Look through the material below. Copy every line with the string "Rewelding" in it.

# # # #

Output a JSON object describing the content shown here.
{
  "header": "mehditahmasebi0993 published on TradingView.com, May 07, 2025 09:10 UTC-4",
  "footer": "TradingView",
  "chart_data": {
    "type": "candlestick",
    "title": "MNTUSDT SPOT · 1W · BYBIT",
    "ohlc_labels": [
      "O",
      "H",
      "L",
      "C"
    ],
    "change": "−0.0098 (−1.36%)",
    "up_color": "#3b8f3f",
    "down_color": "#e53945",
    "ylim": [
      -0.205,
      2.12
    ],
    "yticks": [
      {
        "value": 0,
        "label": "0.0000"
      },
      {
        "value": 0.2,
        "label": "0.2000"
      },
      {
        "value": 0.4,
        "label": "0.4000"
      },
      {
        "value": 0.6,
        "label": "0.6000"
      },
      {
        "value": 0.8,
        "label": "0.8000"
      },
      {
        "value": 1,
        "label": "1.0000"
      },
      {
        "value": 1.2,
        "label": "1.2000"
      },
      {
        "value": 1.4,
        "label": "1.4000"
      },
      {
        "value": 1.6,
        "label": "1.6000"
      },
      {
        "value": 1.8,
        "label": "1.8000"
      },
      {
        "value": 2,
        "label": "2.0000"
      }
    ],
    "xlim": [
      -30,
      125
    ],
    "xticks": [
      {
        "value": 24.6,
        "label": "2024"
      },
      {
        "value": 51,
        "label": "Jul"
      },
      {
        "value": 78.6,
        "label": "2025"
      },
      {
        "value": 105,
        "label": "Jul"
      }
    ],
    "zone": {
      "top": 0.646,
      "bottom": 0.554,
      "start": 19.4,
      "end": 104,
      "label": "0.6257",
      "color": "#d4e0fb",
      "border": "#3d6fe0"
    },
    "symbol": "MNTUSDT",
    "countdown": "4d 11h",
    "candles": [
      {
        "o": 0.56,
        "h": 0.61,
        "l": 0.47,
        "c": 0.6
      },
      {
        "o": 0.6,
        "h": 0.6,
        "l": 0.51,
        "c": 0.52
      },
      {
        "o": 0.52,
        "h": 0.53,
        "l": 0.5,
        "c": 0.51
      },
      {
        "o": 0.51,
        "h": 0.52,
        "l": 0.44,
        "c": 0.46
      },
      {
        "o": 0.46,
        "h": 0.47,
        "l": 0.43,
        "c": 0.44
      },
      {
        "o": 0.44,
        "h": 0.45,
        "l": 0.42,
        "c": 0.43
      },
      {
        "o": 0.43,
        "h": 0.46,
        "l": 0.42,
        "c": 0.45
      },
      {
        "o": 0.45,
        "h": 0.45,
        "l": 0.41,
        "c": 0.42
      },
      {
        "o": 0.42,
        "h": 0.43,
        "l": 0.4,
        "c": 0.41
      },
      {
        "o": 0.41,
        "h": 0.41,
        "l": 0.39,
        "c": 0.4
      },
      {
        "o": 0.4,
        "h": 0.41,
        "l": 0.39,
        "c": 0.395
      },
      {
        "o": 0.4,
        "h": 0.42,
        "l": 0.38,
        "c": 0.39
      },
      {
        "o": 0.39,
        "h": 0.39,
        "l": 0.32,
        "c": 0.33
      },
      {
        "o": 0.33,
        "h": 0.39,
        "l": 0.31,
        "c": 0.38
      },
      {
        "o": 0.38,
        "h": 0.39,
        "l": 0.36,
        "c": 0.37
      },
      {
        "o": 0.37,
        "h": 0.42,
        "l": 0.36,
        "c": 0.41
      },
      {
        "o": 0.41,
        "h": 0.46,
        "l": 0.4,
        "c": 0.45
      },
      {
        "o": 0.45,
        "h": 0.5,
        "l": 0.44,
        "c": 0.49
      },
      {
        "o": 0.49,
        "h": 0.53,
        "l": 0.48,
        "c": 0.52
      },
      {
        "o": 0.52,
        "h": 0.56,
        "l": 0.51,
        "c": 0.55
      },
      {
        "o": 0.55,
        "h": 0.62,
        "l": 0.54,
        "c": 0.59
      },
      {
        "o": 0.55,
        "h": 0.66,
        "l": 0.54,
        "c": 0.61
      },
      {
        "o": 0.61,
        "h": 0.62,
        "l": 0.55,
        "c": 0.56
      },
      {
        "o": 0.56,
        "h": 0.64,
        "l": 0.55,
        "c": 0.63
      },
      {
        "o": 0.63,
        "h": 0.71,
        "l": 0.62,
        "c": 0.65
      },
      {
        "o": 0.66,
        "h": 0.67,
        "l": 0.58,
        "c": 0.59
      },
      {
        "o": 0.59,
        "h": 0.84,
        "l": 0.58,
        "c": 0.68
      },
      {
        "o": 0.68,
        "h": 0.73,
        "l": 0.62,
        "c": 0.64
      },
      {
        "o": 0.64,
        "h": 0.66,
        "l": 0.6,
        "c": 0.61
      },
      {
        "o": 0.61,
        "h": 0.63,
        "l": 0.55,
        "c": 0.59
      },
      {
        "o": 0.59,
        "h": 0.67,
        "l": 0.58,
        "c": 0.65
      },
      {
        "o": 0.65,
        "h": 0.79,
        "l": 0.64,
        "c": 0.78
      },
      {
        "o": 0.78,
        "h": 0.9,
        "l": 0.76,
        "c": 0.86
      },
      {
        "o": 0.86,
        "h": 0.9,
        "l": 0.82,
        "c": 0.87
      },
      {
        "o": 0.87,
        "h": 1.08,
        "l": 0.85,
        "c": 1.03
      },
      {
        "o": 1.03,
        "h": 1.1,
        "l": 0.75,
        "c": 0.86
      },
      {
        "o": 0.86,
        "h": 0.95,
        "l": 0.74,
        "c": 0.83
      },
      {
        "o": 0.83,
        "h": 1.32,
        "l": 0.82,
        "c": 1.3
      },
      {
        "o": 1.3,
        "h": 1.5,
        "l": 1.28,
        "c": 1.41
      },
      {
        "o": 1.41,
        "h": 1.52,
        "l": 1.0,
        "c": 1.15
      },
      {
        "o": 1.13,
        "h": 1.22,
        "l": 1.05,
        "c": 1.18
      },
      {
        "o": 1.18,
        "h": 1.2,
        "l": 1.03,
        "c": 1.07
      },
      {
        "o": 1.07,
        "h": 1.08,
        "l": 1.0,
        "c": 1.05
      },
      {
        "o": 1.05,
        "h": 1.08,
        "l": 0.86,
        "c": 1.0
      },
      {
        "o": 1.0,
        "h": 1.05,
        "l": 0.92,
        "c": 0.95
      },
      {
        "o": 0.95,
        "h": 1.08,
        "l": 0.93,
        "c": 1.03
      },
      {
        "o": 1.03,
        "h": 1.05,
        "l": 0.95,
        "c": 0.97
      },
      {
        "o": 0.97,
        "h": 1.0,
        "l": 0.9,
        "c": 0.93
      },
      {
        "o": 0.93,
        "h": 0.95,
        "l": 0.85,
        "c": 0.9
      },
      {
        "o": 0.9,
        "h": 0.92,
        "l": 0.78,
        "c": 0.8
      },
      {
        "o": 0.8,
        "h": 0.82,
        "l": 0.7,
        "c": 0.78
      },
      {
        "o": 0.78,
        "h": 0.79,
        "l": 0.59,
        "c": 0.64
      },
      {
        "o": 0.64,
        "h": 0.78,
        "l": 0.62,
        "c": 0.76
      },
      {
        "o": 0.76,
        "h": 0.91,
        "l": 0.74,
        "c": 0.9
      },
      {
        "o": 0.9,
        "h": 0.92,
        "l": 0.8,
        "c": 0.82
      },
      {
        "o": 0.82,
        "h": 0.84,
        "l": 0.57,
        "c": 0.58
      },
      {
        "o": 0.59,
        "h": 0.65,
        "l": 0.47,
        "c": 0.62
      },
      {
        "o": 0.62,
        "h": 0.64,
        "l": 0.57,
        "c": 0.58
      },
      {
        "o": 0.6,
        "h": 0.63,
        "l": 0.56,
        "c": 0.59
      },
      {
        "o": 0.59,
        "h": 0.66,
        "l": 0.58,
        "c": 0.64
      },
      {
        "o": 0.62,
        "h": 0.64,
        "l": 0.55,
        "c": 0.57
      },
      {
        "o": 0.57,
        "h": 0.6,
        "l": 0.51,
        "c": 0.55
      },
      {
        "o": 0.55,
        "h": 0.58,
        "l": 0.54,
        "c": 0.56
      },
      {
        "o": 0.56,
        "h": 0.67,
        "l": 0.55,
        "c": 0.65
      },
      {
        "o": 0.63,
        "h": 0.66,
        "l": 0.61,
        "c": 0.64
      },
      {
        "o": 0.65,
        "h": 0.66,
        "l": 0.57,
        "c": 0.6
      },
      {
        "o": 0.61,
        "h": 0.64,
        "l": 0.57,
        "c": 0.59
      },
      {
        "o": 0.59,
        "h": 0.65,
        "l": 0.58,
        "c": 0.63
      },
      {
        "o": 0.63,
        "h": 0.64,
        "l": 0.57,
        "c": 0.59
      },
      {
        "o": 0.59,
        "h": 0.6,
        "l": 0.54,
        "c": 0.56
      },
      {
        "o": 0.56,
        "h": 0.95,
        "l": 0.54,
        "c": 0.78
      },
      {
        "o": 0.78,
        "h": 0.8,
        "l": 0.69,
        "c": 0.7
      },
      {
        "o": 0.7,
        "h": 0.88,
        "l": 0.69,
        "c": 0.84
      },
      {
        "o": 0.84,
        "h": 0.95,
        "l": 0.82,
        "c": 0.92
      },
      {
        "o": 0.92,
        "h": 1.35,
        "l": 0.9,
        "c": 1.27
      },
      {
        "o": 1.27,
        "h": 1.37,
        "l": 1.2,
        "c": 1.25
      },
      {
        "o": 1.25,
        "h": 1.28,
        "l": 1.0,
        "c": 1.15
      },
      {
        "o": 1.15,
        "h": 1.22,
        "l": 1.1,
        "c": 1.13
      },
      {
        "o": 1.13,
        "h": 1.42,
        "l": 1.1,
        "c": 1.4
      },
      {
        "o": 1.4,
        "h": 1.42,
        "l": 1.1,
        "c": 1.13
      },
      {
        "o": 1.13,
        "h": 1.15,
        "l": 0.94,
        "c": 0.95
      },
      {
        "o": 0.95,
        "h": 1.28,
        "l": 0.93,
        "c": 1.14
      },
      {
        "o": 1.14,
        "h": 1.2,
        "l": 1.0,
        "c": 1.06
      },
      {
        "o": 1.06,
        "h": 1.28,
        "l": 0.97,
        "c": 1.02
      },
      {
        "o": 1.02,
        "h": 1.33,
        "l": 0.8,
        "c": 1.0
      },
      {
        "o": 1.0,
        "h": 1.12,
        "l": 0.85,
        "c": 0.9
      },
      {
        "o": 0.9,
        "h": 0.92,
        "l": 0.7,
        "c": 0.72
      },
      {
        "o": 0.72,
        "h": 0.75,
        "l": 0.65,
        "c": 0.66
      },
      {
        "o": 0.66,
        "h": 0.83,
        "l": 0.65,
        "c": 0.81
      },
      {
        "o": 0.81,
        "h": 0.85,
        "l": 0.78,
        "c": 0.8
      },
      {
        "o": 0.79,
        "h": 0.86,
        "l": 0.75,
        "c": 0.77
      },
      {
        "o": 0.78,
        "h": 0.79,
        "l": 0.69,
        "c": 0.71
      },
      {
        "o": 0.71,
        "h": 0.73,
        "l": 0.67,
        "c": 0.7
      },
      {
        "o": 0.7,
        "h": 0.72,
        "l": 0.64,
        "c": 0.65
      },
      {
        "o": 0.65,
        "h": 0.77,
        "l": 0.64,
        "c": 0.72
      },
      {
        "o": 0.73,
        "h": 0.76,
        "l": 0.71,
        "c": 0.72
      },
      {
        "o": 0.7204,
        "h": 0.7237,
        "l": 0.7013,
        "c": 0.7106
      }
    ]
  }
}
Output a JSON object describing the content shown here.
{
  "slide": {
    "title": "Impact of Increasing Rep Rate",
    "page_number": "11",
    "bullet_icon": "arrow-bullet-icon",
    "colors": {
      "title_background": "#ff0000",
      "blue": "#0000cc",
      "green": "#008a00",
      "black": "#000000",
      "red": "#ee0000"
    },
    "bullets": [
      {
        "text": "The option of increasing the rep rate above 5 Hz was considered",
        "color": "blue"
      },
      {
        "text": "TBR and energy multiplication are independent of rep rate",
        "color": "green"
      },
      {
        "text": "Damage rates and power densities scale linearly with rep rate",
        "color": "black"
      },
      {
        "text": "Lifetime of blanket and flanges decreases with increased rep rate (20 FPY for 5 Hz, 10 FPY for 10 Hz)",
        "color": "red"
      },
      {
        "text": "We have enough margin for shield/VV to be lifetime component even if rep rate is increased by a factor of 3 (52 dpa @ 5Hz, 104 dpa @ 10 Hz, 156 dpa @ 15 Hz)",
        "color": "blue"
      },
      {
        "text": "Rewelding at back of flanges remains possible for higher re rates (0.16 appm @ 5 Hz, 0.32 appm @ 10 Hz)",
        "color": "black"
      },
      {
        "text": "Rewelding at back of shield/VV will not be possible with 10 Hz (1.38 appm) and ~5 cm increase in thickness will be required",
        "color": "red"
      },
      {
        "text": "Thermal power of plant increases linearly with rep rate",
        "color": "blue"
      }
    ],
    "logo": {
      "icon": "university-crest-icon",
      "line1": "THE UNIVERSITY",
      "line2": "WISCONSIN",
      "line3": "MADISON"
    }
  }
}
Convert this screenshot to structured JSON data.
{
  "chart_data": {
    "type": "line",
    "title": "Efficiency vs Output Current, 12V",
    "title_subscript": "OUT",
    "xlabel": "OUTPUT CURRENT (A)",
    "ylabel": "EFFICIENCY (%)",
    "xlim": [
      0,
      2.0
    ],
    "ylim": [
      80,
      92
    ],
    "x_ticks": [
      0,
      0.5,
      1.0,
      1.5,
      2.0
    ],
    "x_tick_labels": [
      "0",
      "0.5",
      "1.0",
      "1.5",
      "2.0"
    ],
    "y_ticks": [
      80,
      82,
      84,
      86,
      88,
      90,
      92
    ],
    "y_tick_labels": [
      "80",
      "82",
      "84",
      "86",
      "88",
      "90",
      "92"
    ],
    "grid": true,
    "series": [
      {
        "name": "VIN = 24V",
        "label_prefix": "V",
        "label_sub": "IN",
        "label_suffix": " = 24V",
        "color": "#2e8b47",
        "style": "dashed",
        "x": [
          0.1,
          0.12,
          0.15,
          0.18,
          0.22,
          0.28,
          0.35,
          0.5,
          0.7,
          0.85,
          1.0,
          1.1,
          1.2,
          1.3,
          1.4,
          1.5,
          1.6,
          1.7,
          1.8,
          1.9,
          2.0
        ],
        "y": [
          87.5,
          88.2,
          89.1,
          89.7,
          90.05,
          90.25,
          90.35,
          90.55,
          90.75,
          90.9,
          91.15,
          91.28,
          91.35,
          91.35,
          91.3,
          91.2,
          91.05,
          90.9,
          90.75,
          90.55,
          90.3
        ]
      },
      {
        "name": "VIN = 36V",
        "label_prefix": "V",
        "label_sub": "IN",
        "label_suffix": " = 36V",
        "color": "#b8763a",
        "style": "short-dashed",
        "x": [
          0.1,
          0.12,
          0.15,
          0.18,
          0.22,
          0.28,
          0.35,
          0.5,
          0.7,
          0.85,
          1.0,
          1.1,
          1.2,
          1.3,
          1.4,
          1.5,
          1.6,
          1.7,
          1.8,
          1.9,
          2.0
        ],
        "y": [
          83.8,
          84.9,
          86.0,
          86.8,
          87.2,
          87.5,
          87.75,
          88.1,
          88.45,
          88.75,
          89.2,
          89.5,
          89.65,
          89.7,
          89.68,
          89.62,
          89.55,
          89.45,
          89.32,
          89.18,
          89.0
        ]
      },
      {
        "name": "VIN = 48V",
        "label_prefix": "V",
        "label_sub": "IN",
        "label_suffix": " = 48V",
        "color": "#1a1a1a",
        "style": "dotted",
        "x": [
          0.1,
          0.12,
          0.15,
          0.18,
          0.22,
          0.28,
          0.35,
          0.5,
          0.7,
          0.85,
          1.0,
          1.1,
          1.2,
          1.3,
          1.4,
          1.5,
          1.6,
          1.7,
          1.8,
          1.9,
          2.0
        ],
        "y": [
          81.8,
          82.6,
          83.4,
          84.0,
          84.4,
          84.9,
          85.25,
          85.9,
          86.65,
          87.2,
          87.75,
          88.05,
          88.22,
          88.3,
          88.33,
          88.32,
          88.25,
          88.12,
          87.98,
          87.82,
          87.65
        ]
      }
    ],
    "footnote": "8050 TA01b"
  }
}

# # # #

# [Exercise response]
        "text": "Rewelding at back of flanges remains possible for higher re rates (0.16 appm @ 5 Hz, 0.32 appm @ 10 Hz)",
        "text": "Rewelding at back of shield/VV will not be possible with 10 Hz (1.38 appm) and ~5 cm increase in thickness will be required",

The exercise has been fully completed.